- Stated problem -
Please output the lines shown below exactly as they appear.

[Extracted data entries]
# # #

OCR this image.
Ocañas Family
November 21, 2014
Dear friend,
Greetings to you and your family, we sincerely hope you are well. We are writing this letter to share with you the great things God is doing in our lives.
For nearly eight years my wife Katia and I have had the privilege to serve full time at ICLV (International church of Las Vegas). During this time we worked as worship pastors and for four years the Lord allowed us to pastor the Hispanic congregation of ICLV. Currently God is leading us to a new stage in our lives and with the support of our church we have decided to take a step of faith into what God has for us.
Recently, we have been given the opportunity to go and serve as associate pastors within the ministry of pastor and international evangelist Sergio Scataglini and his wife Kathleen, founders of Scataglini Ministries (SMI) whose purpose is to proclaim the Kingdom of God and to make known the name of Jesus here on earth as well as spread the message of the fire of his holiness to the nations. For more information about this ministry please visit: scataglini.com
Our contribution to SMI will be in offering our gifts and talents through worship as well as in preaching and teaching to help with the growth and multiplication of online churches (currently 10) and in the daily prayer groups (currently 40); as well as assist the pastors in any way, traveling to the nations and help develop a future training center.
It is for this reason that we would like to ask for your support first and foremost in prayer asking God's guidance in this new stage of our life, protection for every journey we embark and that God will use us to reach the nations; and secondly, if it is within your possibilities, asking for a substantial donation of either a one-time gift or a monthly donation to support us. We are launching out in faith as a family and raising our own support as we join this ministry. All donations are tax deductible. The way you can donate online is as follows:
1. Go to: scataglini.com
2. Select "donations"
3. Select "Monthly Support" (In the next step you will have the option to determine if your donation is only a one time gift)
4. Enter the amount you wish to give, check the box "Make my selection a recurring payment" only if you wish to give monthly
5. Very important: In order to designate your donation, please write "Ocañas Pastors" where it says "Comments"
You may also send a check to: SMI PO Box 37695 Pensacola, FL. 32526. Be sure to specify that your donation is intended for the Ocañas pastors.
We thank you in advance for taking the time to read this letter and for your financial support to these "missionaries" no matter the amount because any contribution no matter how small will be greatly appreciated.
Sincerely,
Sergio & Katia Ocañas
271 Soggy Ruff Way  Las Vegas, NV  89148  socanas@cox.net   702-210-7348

# # #

- Answer below -
OCR this image.
Ocañas Family
November 21, 2014
Dear friend,
Greetings to you and your family, we sincerely hope you are well. We are writing this letter to share with you the great things God is doing in our lives.
For nearly eight years my wife Katia and I have had the privilege to serve full time at ICLV (International church of Las Vegas). During this time we worked as worship pastors and for four years the Lord allowed us to pastor the Hispanic congregation of ICLV. Currently God is leading us to a new stage in our lives and with the support of our church we have decided to take a step of faith into what God has for us.
Recently, we have been given the opportunity to go and serve as associate pastors within the ministry of pastor and international evangelist Sergio Scataglini and his wife Kathleen, founders of Scataglini Ministries (SMI) whose purpose is to proclaim the Kingdom of God and to make known the name of Jesus here on earth as well as spread the message of the fire of his holiness to the nations. For more information about this ministry please visit: scataglini.com
Our contribution to SMI will be in offering our gifts and talents through worship as well as in preaching and teaching to help with the growth and multiplication of online churches (currently 10) and in the daily prayer groups (currently 40); as well as assist the pastors in any way, traveling to the nations and help develop a future training center.
It is for this reason that we would like to ask for your support first and foremost in prayer asking God's guidance in this new stage of our life, protection for every journey we embark and that God will use us to reach the nations; and secondly, if it is within your possibilities, asking for a substantial donation of either a one-time gift or a monthly donation to support us. We are launching out in faith as a family and raising our own support as we join this ministry. All donations are tax deductible. The way you can donate online is as follows:
1. Go to: scataglini.com
2. Select "donations"
3. Select "Monthly Support" (In the next step you will have the option to determine if your donation is only a one time gift)
4. Enter the amount you wish to give, check the box "Make my selection a recurring payment" only if you wish to give monthly
5. Very important: In order to designate your donation, please write "Ocañas Pastors" where it says "Comments"
You may also send a check to: SMI PO Box 37695 Pensacola, FL. 32526. Be sure to specify that your donation is intended for the Ocañas pastors.
We thank you in advance for taking the time to read this letter and for your financial support to these "missionaries" no matter the amount because any contribution no matter how small will be greatly appreciated.
Sincerely,
Sergio & Katia Ocañas
271 Soggy Ruff Way  Las Vegas, NV  89148  socanas@cox.net   702-210-7348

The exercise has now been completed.